Gather all lines with "this" from the records.

-- BEGIN Input data --

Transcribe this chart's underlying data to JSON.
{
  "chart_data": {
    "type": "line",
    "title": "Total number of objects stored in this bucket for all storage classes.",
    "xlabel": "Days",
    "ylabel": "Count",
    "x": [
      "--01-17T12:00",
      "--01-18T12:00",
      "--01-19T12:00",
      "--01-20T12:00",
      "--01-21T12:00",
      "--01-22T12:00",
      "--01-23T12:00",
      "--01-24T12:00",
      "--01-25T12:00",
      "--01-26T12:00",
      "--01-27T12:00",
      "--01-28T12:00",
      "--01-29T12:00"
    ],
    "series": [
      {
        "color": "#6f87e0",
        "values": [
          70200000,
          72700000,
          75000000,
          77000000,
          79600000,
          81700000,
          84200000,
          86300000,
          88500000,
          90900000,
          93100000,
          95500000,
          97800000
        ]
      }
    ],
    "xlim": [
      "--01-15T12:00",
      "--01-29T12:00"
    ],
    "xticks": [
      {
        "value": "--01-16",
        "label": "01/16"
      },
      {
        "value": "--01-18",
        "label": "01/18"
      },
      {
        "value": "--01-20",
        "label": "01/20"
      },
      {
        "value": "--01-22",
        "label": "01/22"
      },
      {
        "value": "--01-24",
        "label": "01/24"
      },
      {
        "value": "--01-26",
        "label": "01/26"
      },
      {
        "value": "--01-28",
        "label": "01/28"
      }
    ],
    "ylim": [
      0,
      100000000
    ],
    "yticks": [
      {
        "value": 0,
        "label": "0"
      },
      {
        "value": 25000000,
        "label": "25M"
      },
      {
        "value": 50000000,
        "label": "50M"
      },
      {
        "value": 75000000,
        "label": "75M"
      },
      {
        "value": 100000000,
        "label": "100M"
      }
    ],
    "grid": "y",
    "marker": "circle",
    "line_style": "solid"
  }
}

-- END Input data --

Finished exercise ->
Transcribe this chart's underlying data to JSON.
    "title": "Total number of objects stored in this bucket for all storage classes.",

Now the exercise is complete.